Scan the listing below. Report each line that includes "stock".

>>>>>

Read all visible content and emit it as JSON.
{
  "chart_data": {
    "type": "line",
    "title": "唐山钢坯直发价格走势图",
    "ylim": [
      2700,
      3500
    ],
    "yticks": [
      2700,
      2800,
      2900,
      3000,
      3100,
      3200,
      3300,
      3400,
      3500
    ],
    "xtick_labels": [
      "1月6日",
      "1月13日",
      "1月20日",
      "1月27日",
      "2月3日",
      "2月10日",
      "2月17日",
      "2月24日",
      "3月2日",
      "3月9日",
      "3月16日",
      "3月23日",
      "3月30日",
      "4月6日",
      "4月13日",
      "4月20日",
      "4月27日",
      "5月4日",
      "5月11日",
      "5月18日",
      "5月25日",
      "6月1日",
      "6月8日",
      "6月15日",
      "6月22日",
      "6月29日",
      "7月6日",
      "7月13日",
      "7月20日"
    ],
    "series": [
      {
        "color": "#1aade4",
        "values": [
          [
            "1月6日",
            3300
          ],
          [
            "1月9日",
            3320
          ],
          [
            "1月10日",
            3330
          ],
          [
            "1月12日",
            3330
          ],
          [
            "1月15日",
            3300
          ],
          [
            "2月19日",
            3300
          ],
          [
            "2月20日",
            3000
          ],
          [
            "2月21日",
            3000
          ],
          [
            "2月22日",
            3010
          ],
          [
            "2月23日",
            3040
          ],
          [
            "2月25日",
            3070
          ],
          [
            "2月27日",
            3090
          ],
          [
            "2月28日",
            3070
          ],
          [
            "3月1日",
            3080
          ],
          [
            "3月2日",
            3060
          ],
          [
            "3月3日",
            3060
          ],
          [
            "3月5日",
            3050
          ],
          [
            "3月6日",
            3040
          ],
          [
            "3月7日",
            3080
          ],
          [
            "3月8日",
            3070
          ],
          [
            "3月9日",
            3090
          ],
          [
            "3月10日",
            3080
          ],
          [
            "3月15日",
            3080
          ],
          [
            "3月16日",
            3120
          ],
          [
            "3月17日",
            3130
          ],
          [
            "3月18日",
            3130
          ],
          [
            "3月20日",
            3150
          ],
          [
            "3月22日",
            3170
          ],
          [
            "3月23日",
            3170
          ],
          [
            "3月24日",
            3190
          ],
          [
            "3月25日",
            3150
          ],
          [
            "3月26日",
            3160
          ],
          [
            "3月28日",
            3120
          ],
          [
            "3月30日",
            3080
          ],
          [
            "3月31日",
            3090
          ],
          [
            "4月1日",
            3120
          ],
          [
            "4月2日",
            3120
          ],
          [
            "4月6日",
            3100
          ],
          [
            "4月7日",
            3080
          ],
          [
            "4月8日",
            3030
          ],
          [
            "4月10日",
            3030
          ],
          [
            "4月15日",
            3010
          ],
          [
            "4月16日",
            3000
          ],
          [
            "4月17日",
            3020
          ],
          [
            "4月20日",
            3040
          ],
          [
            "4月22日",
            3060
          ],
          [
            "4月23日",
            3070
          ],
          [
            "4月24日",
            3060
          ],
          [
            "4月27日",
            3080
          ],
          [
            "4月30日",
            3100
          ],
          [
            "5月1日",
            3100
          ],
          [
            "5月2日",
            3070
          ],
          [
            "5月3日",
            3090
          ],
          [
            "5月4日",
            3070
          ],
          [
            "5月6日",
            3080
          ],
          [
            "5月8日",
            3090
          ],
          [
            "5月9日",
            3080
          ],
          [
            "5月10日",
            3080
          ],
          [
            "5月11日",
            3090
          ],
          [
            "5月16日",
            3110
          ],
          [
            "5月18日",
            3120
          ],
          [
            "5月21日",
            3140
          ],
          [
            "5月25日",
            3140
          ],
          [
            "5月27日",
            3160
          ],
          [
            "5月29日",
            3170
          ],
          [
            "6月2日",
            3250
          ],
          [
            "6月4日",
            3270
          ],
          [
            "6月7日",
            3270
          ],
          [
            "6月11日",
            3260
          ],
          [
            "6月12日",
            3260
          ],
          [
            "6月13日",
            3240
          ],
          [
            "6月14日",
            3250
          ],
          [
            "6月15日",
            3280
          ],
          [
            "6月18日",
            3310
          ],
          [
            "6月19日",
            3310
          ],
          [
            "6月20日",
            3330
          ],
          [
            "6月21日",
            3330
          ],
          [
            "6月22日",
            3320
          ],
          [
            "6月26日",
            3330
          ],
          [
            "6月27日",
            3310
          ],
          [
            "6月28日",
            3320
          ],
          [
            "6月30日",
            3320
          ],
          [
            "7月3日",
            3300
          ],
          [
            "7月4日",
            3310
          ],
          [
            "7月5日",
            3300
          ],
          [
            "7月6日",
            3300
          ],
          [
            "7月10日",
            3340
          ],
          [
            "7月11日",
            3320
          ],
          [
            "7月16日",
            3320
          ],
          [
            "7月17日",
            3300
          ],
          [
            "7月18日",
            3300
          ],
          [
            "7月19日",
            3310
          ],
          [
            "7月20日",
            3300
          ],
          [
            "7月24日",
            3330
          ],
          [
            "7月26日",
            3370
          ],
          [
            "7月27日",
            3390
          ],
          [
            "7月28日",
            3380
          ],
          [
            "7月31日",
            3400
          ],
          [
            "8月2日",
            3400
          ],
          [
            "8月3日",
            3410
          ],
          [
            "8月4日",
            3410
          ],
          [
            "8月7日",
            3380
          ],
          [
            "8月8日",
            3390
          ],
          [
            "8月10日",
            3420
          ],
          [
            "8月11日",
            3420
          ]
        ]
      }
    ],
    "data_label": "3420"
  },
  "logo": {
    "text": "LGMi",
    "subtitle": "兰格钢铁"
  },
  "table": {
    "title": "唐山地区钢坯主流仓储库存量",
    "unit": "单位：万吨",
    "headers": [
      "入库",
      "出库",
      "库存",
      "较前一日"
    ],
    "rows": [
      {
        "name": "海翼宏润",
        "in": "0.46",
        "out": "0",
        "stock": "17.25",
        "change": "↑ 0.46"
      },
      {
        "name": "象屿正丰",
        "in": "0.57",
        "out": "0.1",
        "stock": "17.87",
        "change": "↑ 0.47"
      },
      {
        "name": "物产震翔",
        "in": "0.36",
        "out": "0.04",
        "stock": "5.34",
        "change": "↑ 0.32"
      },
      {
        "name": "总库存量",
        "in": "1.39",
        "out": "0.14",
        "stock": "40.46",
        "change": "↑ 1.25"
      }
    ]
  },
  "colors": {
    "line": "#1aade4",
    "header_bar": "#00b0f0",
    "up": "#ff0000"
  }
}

<<<<<

Exercise output:
        "stock": "17.25",
        "stock": "17.87",
        "stock": "5.34",
        "stock": "40.46",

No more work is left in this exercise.